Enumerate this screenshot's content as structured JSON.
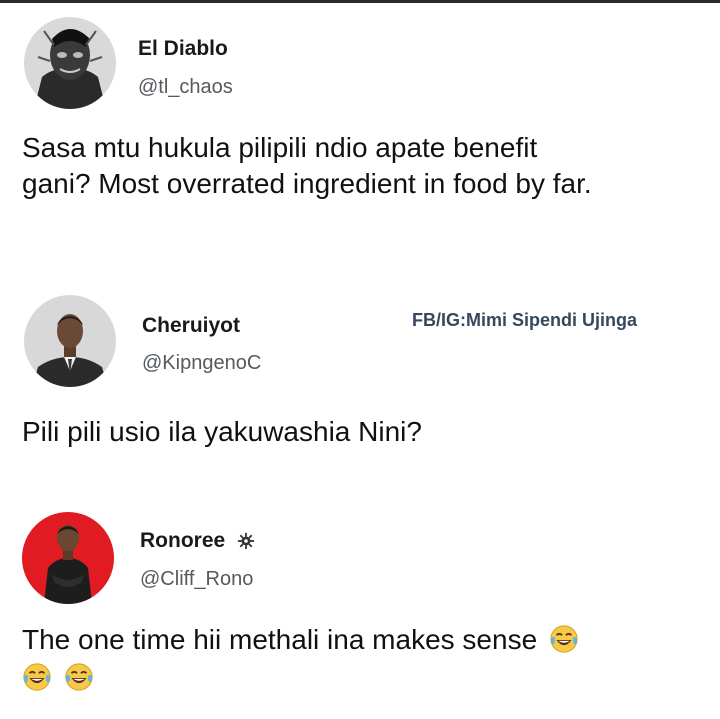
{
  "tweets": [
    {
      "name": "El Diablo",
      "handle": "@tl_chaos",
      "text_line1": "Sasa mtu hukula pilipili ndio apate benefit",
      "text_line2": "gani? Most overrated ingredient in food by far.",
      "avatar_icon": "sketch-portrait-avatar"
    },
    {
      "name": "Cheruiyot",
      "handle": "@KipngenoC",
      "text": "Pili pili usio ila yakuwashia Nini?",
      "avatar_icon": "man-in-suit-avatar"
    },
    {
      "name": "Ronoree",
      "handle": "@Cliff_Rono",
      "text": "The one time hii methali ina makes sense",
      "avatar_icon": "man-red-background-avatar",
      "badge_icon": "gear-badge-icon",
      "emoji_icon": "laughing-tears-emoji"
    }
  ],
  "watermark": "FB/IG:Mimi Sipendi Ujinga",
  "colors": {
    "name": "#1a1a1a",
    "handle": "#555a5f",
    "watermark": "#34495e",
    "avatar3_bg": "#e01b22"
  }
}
-*-
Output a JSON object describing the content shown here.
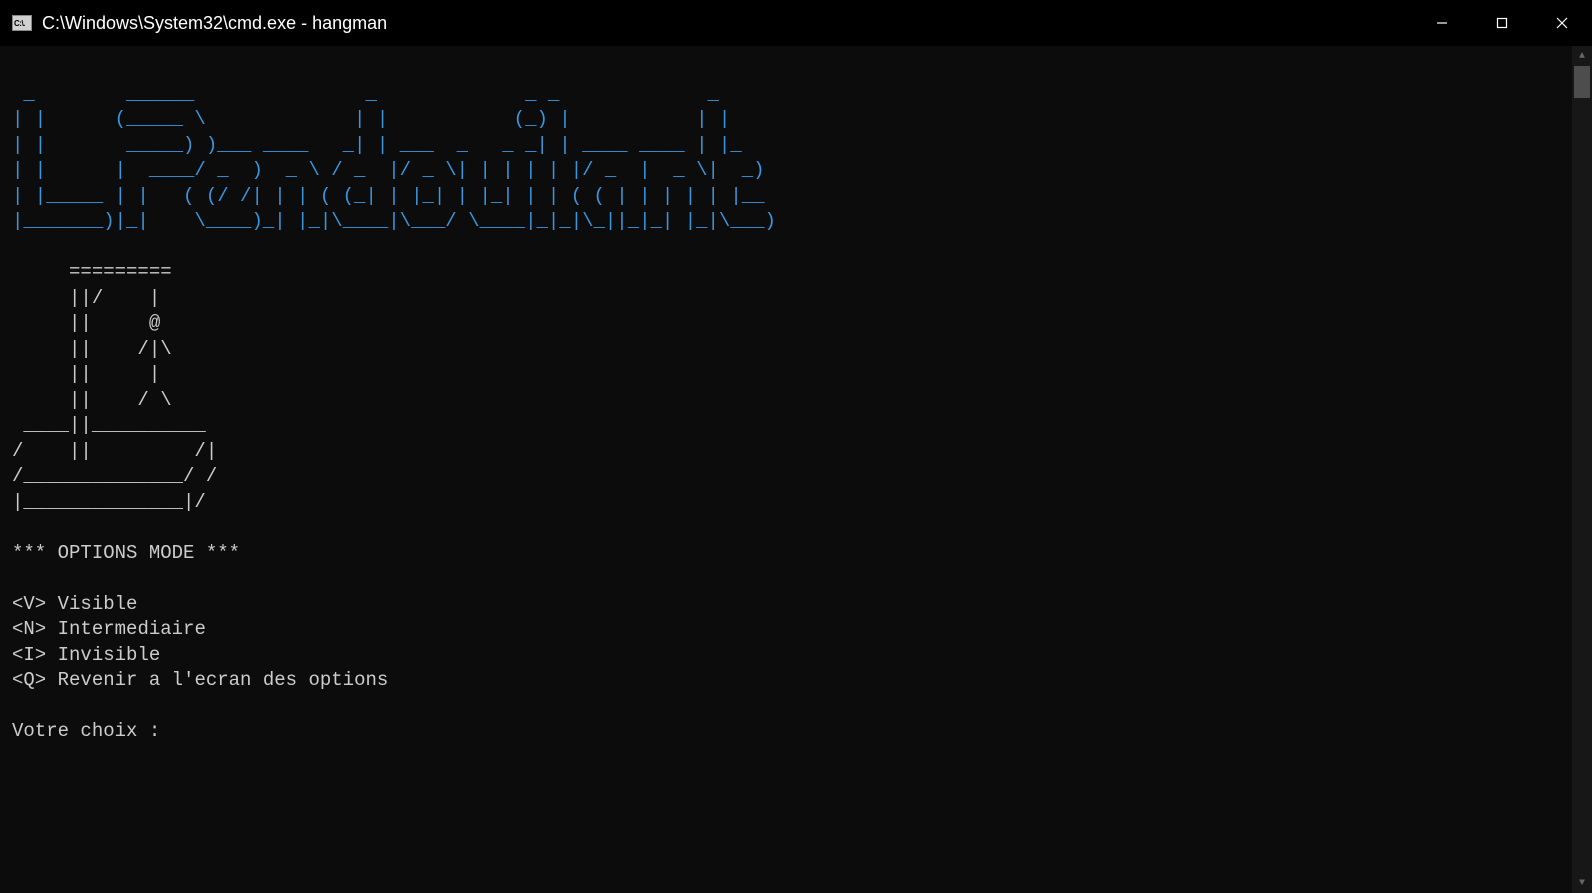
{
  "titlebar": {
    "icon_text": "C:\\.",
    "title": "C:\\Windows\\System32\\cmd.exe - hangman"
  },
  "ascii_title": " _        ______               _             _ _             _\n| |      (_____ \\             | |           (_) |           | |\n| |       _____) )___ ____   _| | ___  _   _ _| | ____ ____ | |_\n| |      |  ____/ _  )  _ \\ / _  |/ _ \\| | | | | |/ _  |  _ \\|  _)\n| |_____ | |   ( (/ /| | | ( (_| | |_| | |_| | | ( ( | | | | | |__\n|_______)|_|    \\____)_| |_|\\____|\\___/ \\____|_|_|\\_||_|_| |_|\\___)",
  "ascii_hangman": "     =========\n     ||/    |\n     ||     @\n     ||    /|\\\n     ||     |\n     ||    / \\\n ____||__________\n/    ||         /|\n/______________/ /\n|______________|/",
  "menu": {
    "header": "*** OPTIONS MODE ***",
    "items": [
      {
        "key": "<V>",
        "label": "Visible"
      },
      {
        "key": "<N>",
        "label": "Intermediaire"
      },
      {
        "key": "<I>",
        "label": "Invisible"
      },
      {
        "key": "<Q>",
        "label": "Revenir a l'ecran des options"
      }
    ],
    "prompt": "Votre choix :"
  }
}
-*-
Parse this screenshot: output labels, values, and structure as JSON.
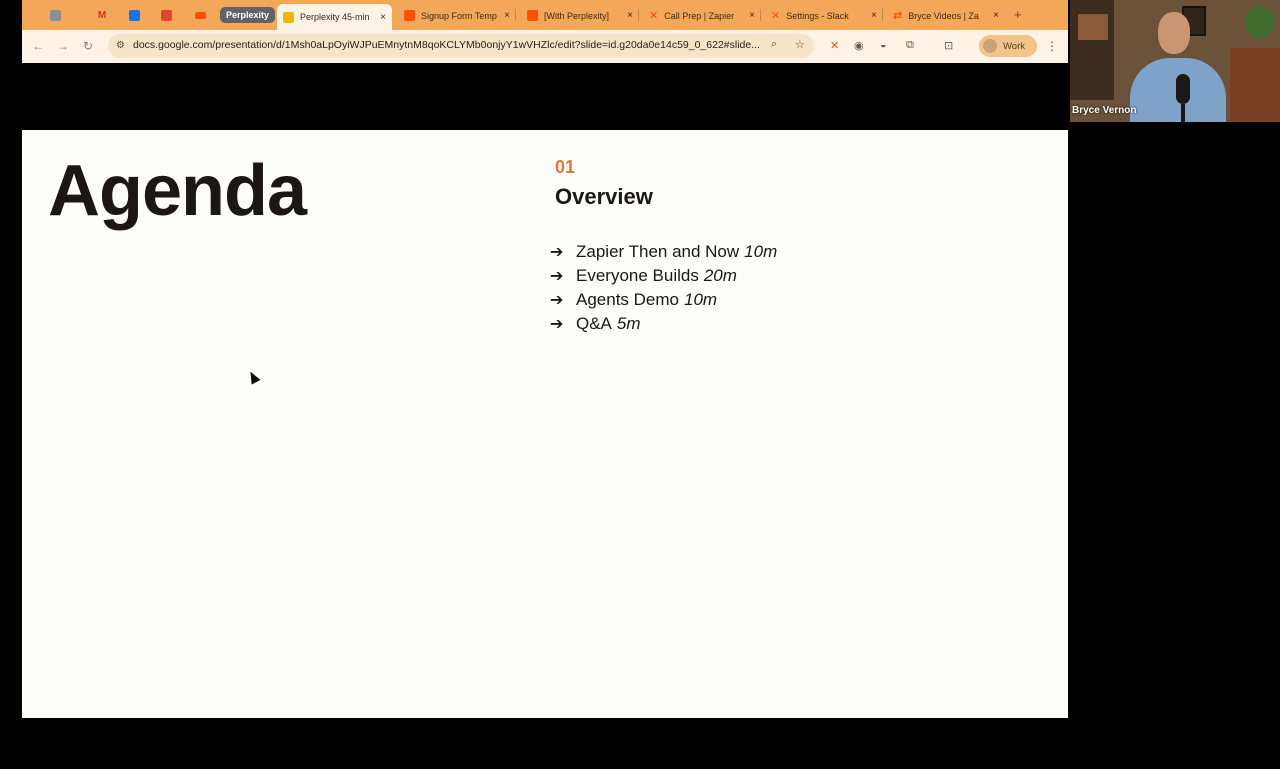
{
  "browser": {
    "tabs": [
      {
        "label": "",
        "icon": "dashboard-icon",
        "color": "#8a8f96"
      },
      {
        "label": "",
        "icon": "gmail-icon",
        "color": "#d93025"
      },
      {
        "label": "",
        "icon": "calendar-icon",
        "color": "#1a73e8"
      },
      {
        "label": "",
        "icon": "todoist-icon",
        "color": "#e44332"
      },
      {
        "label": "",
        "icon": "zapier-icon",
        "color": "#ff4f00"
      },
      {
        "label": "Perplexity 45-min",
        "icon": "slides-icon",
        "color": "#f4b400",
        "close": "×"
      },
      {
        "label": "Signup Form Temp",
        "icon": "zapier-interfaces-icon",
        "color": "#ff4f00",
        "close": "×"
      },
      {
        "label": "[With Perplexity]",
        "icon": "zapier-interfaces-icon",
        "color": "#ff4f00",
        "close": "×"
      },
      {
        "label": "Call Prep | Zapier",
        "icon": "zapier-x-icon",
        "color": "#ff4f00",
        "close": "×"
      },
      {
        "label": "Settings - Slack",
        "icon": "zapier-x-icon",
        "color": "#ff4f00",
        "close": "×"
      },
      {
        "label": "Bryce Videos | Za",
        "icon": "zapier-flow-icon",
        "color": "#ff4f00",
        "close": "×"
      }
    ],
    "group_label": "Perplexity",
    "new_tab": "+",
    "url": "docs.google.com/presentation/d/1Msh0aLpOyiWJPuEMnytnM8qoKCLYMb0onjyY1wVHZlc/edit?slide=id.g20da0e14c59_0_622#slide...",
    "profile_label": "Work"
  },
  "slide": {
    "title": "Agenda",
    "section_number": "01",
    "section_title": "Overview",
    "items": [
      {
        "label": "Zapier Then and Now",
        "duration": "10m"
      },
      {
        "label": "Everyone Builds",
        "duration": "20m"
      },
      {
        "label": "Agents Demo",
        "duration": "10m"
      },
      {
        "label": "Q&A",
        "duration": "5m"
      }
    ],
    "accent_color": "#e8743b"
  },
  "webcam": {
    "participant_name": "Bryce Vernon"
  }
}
-*-
Work to be completed
Review the preceding data and report every line that includes the string "watermark".

Output for this exercise
  "watermark": "FB/IG:Mimi Sipendi Ujinga",
    "watermark": "#34495e",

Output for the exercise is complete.